▼
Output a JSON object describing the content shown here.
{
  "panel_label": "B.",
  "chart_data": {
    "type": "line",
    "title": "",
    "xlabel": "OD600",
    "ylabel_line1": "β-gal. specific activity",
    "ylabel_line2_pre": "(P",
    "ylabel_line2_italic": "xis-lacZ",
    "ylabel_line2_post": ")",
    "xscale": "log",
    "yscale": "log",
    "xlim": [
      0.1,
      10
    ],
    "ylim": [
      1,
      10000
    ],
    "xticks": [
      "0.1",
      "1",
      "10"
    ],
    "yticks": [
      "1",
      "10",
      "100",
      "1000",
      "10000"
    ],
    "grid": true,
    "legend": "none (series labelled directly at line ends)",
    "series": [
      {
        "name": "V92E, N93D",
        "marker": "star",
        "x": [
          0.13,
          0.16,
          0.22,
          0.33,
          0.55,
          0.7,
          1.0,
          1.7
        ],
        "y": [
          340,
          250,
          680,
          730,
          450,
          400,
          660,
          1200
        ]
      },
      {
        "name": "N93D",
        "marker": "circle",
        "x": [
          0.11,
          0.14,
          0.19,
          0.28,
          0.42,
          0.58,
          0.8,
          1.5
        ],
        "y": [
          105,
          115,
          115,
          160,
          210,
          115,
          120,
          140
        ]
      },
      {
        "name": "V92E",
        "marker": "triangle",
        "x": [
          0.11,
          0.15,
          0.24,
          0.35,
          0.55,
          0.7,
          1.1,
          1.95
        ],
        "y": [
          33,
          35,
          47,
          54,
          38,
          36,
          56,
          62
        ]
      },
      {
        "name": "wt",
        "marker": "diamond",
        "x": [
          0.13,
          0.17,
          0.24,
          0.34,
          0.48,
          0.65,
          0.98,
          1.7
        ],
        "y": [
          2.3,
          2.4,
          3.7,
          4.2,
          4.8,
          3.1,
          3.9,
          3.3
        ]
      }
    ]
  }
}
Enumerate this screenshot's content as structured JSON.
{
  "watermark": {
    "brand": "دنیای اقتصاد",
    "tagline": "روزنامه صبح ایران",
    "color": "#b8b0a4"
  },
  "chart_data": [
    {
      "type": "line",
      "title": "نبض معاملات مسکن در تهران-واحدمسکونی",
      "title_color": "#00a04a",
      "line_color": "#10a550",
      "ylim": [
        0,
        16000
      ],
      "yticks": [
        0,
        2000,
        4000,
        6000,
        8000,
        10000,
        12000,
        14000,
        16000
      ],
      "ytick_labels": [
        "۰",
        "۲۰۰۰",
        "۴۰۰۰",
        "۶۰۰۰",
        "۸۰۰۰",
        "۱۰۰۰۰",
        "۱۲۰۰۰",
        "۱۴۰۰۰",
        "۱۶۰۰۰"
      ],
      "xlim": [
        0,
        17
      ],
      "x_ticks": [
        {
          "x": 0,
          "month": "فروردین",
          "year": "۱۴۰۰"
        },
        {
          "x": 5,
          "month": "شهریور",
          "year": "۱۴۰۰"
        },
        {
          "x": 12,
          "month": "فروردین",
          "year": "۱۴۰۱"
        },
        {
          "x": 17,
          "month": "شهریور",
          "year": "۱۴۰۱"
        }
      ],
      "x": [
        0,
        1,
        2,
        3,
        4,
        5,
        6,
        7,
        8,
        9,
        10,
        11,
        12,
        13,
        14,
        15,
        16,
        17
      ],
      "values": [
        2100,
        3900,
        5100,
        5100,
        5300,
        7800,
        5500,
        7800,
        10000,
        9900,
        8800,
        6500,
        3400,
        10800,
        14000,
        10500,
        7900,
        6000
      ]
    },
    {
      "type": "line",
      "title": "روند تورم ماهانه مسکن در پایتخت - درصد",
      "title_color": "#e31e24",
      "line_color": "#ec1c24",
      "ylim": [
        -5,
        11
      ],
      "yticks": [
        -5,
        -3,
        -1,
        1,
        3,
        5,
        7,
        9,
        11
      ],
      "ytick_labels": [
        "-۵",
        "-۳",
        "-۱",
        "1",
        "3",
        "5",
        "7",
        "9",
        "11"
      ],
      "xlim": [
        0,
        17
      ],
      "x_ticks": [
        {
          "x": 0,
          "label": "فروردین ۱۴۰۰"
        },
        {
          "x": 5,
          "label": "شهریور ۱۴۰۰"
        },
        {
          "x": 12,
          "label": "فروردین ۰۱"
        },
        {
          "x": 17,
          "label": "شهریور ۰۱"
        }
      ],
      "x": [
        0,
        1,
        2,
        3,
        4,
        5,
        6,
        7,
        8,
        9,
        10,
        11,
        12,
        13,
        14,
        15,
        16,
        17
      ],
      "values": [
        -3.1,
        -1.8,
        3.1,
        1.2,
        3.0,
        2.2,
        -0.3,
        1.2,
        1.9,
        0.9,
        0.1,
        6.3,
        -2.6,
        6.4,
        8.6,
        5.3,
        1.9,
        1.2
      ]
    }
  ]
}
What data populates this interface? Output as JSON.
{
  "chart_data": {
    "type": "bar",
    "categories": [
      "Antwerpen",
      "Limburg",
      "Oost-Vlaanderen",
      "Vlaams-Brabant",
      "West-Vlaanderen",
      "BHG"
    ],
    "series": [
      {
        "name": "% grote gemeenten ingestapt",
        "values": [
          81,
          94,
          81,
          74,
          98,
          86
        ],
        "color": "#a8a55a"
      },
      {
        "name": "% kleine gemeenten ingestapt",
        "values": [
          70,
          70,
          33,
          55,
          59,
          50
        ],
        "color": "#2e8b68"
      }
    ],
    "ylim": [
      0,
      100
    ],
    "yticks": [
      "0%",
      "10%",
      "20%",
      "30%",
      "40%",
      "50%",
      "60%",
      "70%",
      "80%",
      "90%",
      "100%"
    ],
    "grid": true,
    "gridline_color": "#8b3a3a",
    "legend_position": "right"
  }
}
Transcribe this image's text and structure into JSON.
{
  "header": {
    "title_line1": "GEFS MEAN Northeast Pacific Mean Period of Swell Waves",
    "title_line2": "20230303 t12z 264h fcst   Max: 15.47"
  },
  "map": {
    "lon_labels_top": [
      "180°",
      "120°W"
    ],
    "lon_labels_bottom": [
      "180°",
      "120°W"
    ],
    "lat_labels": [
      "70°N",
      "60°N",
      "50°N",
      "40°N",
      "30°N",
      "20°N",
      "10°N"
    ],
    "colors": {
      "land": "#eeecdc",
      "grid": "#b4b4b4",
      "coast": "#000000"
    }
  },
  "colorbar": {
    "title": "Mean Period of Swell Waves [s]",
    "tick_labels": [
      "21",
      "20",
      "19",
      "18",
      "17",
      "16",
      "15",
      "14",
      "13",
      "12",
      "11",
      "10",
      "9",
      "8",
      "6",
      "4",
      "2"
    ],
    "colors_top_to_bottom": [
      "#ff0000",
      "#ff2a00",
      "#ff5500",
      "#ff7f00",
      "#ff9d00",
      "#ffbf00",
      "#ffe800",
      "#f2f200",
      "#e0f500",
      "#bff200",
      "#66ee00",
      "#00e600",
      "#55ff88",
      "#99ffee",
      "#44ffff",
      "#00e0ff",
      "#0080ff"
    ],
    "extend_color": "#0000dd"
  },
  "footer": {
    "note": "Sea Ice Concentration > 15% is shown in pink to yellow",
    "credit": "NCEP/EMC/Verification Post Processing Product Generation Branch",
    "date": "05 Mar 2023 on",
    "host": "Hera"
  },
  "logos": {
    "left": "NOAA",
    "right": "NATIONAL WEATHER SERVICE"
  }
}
▲
**Stated goal:** Word for word, extract all the records.

**Correct answer:**
Output a JSON object describing the content shown here.
{
  "panel_label": "B.",
  "chart_data": {
    "type": "line",
    "title": "",
    "xlabel": "OD600",
    "ylabel_line1": "β-gal. specific activity",
    "ylabel_line2_pre": "(P",
    "ylabel_line2_italic": "xis-lacZ",
    "ylabel_line2_post": ")",
    "xscale": "log",
    "yscale": "log",
    "xlim": [
      0.1,
      10
    ],
    "ylim": [
      1,
      10000
    ],
    "xticks": [
      "0.1",
      "1",
      "10"
    ],
    "yticks": [
      "1",
      "10",
      "100",
      "1000",
      "10000"
    ],
    "grid": true,
    "legend": "none (series labelled directly at line ends)",
    "series": [
      {
        "name": "V92E, N93D",
        "marker": "star",
        "x": [
          0.13,
          0.16,
          0.22,
          0.33,
          0.55,
          0.7,
          1.0,
          1.7
        ],
        "y": [
          340,
          250,
          680,
          730,
          450,
          400,
          660,
          1200
        ]
      },
      {
        "name": "N93D",
        "marker": "circle",
        "x": [
          0.11,
          0.14,
          0.19,
          0.28,
          0.42,
          0.58,
          0.8,
          1.5
        ],
        "y": [
          105,
          115,
          115,
          160,
          210,
          115,
          120,
          140
        ]
      },
      {
        "name": "V92E",
        "marker": "triangle",
        "x": [
          0.11,
          0.15,
          0.24,
          0.35,
          0.55,
          0.7,
          1.1,
          1.95
        ],
        "y": [
          33,
          35,
          47,
          54,
          38,
          36,
          56,
          62
        ]
      },
      {
        "name": "wt",
        "marker": "diamond",
        "x": [
          0.13,
          0.17,
          0.24,
          0.34,
          0.48,
          0.65,
          0.98,
          1.7
        ],
        "y": [
          2.3,
          2.4,
          3.7,
          4.2,
          4.8,
          3.1,
          3.9,
          3.3
        ]
      }
    ]
  }
}
Enumerate this screenshot's content as structured JSON.
{
  "watermark": {
    "brand": "دنیای اقتصاد",
    "tagline": "روزنامه صبح ایران",
    "color": "#b8b0a4"
  },
  "chart_data": [
    {
      "type": "line",
      "title": "نبض معاملات مسکن در تهران-واحدمسکونی",
      "title_color": "#00a04a",
      "line_color": "#10a550",
      "ylim": [
        0,
        16000
      ],
      "yticks": [
        0,
        2000,
        4000,
        6000,
        8000,
        10000,
        12000,
        14000,
        16000
      ],
      "ytick_labels": [
        "۰",
        "۲۰۰۰",
        "۴۰۰۰",
        "۶۰۰۰",
        "۸۰۰۰",
        "۱۰۰۰۰",
        "۱۲۰۰۰",
        "۱۴۰۰۰",
        "۱۶۰۰۰"
      ],
      "xlim": [
        0,
        17
      ],
      "x_ticks": [
        {
          "x": 0,
          "month": "فروردین",
          "year": "۱۴۰۰"
        },
        {
          "x": 5,
          "month": "شهریور",
          "year": "۱۴۰۰"
        },
        {
          "x": 12,
          "month": "فروردین",
          "year": "۱۴۰۱"
        },
        {
          "x": 17,
          "month": "شهریور",
          "year": "۱۴۰۱"
        }
      ],
      "x": [
        0,
        1,
        2,
        3,
        4,
        5,
        6,
        7,
        8,
        9,
        10,
        11,
        12,
        13,
        14,
        15,
        16,
        17
      ],
      "values": [
        2100,
        3900,
        5100,
        5100,
        5300,
        7800,
        5500,
        7800,
        10000,
        9900,
        8800,
        6500,
        3400,
        10800,
        14000,
        10500,
        7900,
        6000
      ]
    },
    {
      "type": "line",
      "title": "روند تورم ماهانه مسکن در پایتخت - درصد",
      "title_color": "#e31e24",
      "line_color": "#ec1c24",
      "ylim": [
        -5,
        11
      ],
      "yticks": [
        -5,
        -3,
        -1,
        1,
        3,
        5,
        7,
        9,
        11
      ],
      "ytick_labels": [
        "-۵",
        "-۳",
        "-۱",
        "1",
        "3",
        "5",
        "7",
        "9",
        "11"
      ],
      "xlim": [
        0,
        17
      ],
      "x_ticks": [
        {
          "x": 0,
          "label": "فروردین ۱۴۰۰"
        },
        {
          "x": 5,
          "label": "شهریور ۱۴۰۰"
        },
        {
          "x": 12,
          "label": "فروردین ۰۱"
        },
        {
          "x": 17,
          "label": "شهریور ۰۱"
        }
      ],
      "x": [
        0,
        1,
        2,
        3,
        4,
        5,
        6,
        7,
        8,
        9,
        10,
        11,
        12,
        13,
        14,
        15,
        16,
        17
      ],
      "values": [
        -3.1,
        -1.8,
        3.1,
        1.2,
        3.0,
        2.2,
        -0.3,
        1.2,
        1.9,
        0.9,
        0.1,
        6.3,
        -2.6,
        6.4,
        8.6,
        5.3,
        1.9,
        1.2
      ]
    }
  ]
}
What data populates this interface? Output as JSON.
{
  "chart_data": {
    "type": "bar",
    "categories": [
      "Antwerpen",
      "Limburg",
      "Oost-Vlaanderen",
      "Vlaams-Brabant",
      "West-Vlaanderen",
      "BHG"
    ],
    "series": [
      {
        "name": "% grote gemeenten ingestapt",
        "values": [
          81,
          94,
          81,
          74,
          98,
          86
        ],
        "color": "#a8a55a"
      },
      {
        "name": "% kleine gemeenten ingestapt",
        "values": [
          70,
          70,
          33,
          55,
          59,
          50
        ],
        "color": "#2e8b68"
      }
    ],
    "ylim": [
      0,
      100
    ],
    "yticks": [
      "0%",
      "10%",
      "20%",
      "30%",
      "40%",
      "50%",
      "60%",
      "70%",
      "80%",
      "90%",
      "100%"
    ],
    "grid": true,
    "gridline_color": "#8b3a3a",
    "legend_position": "right"
  }
}
Transcribe this image's text and structure into JSON.
{
  "header": {
    "title_line1": "GEFS MEAN Northeast Pacific Mean Period of Swell Waves",
    "title_line2": "20230303 t12z 264h fcst   Max: 15.47"
  },
  "map": {
    "lon_labels_top": [
      "180°",
      "120°W"
    ],
    "lon_labels_bottom": [
      "180°",
      "120°W"
    ],
    "lat_labels": [
      "70°N",
      "60°N",
      "50°N",
      "40°N",
      "30°N",
      "20°N",
      "10°N"
    ],
    "colors": {
      "land": "#eeecdc",
      "grid": "#b4b4b4",
      "coast": "#000000"
    }
  },
  "colorbar": {
    "title": "Mean Period of Swell Waves [s]",
    "tick_labels": [
      "21",
      "20",
      "19",
      "18",
      "17",
      "16",
      "15",
      "14",
      "13",
      "12",
      "11",
      "10",
      "9",
      "8",
      "6",
      "4",
      "2"
    ],
    "colors_top_to_bottom": [
      "#ff0000",
      "#ff2a00",
      "#ff5500",
      "#ff7f00",
      "#ff9d00",
      "#ffbf00",
      "#ffe800",
      "#f2f200",
      "#e0f500",
      "#bff200",
      "#66ee00",
      "#00e600",
      "#55ff88",
      "#99ffee",
      "#44ffff",
      "#00e0ff",
      "#0080ff"
    ],
    "extend_color": "#0000dd"
  },
  "footer": {
    "note": "Sea Ice Concentration > 15% is shown in pink to yellow",
    "credit": "NCEP/EMC/Verification Post Processing Product Generation Branch",
    "date": "05 Mar 2023 on",
    "host": "Hera"
  },
  "logos": {
    "left": "NOAA",
    "right": "NATIONAL WEATHER SERVICE"
  }
}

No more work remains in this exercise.